## [Provided information]
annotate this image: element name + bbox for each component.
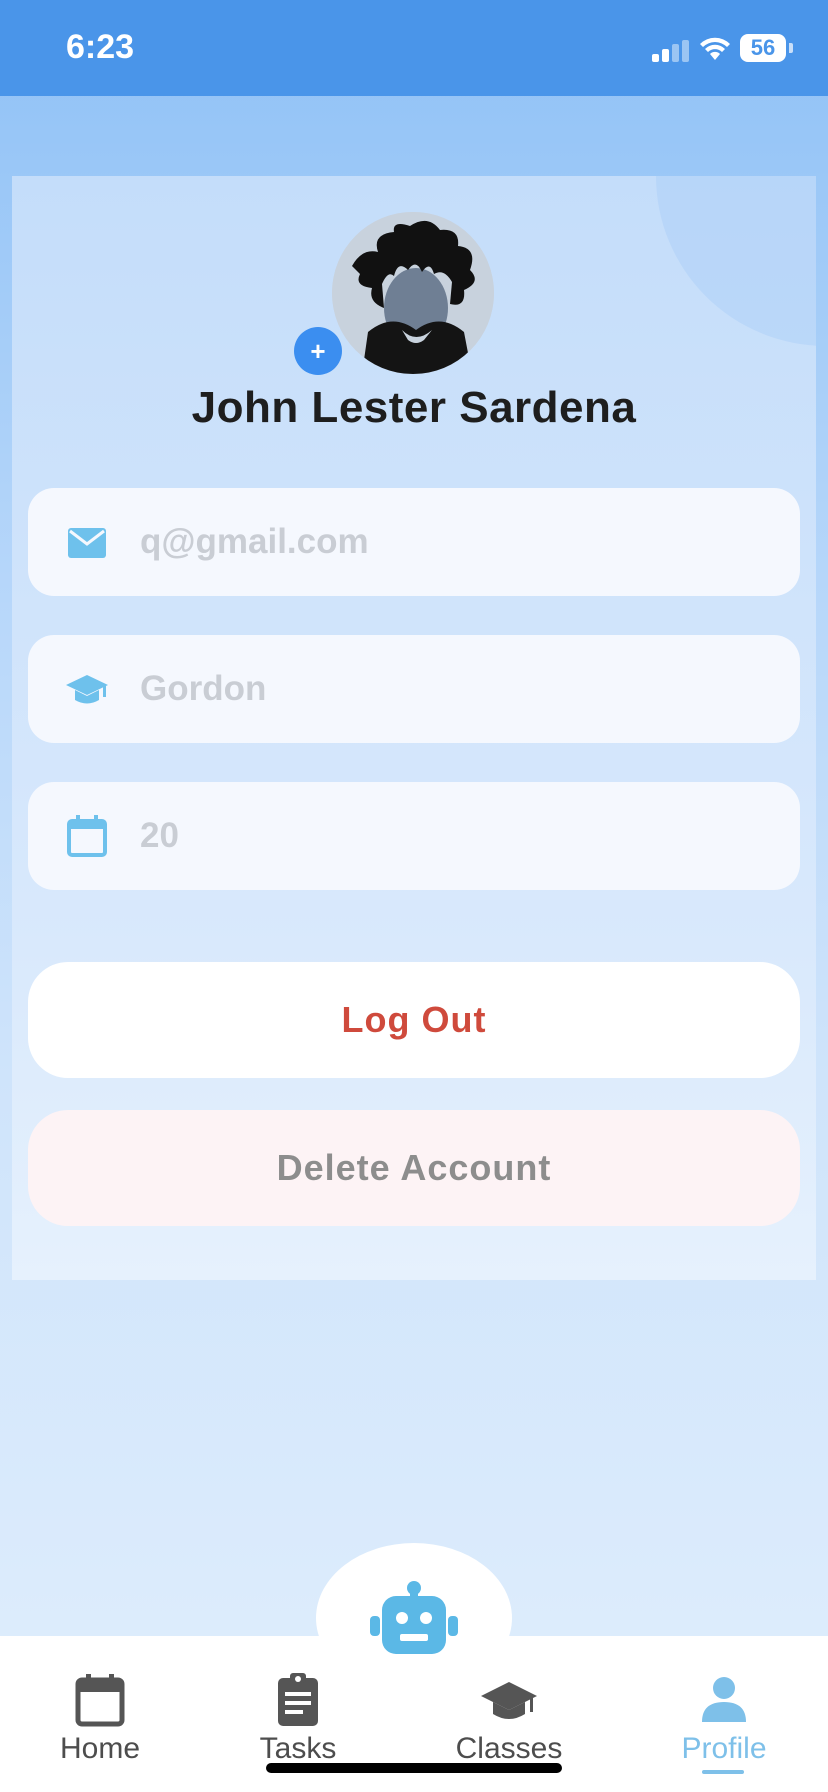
nav-label-tasks: Tasks [259,1732,337,1765]
signal-icon [652,40,689,62]
nav-label-classes: Classes [455,1732,563,1765]
delete-account-button[interactable]: Delete Account [28,1110,800,1226]
nav-item-home[interactable]: Home [10,1660,190,1780]
avatar[interactable] [332,212,494,374]
active-tab-indicator [702,1770,744,1774]
status-bar: 6:23 56 [0,0,828,96]
nav-item-profile[interactable]: Profile [634,1660,814,1780]
battery-tip [789,43,793,53]
email-input[interactable] [140,518,760,566]
nav-label-profile: Profile [681,1732,767,1765]
nav-item-classes[interactable]: Classes [419,1660,599,1780]
card-decoration [656,176,816,346]
nav-label-home: Home [59,1732,141,1765]
calendar-icon [67,815,107,857]
email-field[interactable] [28,488,800,596]
age-input[interactable] [140,812,760,860]
graduation-cap-icon [66,675,108,704]
profile-name: John Lester Sardena [191,383,637,432]
graduation-cap-icon [481,1682,537,1719]
avatar-illustration [332,212,494,374]
status-time: 6:23 [66,28,135,66]
home-indicator [266,1763,562,1773]
logout-button[interactable]: Log Out [28,962,800,1078]
wifi-icon [700,37,730,60]
add-photo-button[interactable]: + [294,327,342,375]
school-input[interactable] [140,665,760,713]
mail-icon [68,528,106,558]
calendar-icon [75,1674,125,1727]
nav-item-tasks[interactable]: Tasks [208,1660,388,1780]
school-field[interactable] [28,635,800,743]
battery-indicator: 56 [740,34,786,62]
robot-icon[interactable] [370,1580,458,1656]
clipboard-icon [278,1673,318,1726]
person-icon [702,1677,746,1722]
age-field[interactable] [28,782,800,890]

## [Directions]
Can you output every line of the entries above as a JSON list of strings, one string per line, with blank lines and the pictures left out?

## [Expected answer]
[
  "annotate this image: element name + bbox for each component.",
  "nav-label-tasks: Tasks [259,1732,337,1765]",
  "signal-icon [652,40,689,62]",
  "nav-label-classes: Classes [455,1732,563,1765]",
  "delete-account-button[interactable]: Delete Account [28,1110,800,1226]",
  "nav-item-home[interactable]: Home [10,1660,190,1780]",
  "avatar[interactable] [332,212,494,374]",
  "active-tab-indicator [702,1770,744,1774]",
  "status-bar: 6:23 56 [0,0,828,96]",
  "nav-item-profile[interactable]: Profile [634,1660,814,1780]",
  "battery-tip [789,43,793,53]",
  "email-input[interactable] [140,518,760,566]",
  "nav-label-profile: Profile [681,1732,767,1765]",
  "nav-item-classes[interactable]: Classes [419,1660,599,1780]",
  "card-decoration [656,176,816,346]",
  "nav-label-home: Home [59,1732,141,1765]",
  "calendar-icon [67,815,107,857]",
  "email-field[interactable] [28,488,800,596]",
  "age-input[interactable] [140,812,760,860]",
  "graduation-cap-icon [66,675,108,704]",
  "profile-name: John Lester Sardena [191,383,637,432]",
  "graduation-cap-icon [481,1682,537,1719]",
  "avatar-illustration [332,212,494,374]",
  "status-time: 6:23 [66,28,135,66]",
  "home-indicator [266,1763,562,1773]",
  "logout-button[interactable]: Log Out [28,962,800,1078]",
  "wifi-icon [700,37,730,60]",
  "add-photo-button[interactable]: + [294,327,342,375]",
  "school-input[interactable] [140,665,760,713]",
  "mail-icon [68,528,106,558]",
  "calendar-icon [75,1674,125,1727]",
  "nav-item-tasks[interactable]: Tasks [208,1660,388,1780]",
  "school-field[interactable] [28,635,800,743]",
  "battery-indicator: 56 [740,34,786,62]",
  "robot-icon[interactable] [370,1580,458,1656]",
  "clipboard-icon [278,1673,318,1726]",
  "person-icon [702,1677,746,1722]",
  "age-field[interactable] [28,782,800,890]"
]